Set exercise: Lines that hold the word "this" should be located and copied.

Stored entries
........

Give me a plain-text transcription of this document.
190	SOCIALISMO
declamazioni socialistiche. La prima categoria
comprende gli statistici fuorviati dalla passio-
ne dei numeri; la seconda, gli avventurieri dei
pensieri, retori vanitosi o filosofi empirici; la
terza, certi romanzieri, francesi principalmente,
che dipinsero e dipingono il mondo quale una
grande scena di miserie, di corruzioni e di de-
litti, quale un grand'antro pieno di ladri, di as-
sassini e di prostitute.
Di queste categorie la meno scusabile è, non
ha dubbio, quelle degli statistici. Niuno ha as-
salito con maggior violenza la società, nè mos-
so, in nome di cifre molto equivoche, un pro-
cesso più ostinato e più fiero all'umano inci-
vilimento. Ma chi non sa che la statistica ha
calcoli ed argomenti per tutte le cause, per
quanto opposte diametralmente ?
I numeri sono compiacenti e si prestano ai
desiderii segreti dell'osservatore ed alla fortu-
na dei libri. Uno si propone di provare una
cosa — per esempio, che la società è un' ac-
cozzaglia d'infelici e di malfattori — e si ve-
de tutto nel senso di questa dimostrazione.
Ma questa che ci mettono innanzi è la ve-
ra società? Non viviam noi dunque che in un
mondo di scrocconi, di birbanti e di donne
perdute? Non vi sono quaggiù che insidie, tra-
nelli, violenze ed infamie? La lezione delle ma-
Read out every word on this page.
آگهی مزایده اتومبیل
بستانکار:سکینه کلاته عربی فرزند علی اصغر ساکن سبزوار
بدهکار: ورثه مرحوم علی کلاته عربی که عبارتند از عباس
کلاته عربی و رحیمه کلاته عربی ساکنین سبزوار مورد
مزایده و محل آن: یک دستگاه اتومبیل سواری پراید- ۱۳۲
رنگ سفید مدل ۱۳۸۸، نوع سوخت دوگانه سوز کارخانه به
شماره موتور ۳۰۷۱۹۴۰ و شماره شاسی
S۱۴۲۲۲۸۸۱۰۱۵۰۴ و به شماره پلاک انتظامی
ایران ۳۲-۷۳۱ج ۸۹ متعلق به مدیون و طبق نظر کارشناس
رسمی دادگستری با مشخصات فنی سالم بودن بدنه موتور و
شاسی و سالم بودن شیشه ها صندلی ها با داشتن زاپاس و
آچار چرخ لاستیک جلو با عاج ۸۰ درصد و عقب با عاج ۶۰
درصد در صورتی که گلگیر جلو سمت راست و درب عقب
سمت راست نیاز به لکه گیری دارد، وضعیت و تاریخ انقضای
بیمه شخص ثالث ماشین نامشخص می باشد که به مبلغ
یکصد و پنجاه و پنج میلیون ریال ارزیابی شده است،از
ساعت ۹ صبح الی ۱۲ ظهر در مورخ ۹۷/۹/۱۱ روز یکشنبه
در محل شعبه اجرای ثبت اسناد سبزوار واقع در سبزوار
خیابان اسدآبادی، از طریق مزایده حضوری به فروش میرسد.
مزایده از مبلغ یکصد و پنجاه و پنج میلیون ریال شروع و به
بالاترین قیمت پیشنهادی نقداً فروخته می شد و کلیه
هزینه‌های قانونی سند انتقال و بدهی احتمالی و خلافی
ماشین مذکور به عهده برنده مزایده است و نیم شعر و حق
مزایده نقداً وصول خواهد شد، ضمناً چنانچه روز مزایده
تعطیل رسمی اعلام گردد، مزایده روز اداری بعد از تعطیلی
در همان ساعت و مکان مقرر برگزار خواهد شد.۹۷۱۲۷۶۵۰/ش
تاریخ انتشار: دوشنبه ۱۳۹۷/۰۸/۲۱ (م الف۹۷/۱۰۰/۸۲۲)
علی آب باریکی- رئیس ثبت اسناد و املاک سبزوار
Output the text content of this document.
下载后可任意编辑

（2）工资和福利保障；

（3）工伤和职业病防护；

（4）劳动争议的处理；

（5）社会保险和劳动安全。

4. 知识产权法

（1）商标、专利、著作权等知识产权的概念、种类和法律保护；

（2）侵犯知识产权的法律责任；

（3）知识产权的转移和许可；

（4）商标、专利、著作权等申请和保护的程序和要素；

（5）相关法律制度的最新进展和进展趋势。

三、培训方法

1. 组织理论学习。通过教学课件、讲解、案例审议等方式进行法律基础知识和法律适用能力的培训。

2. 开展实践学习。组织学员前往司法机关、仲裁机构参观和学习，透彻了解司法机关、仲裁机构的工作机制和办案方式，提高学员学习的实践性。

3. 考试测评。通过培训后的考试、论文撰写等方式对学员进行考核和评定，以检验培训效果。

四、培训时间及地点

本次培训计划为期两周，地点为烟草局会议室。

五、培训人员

........

The output:
Give me a plain-text transcription of this document.
Read out every word on this page.
Output the text content of this document.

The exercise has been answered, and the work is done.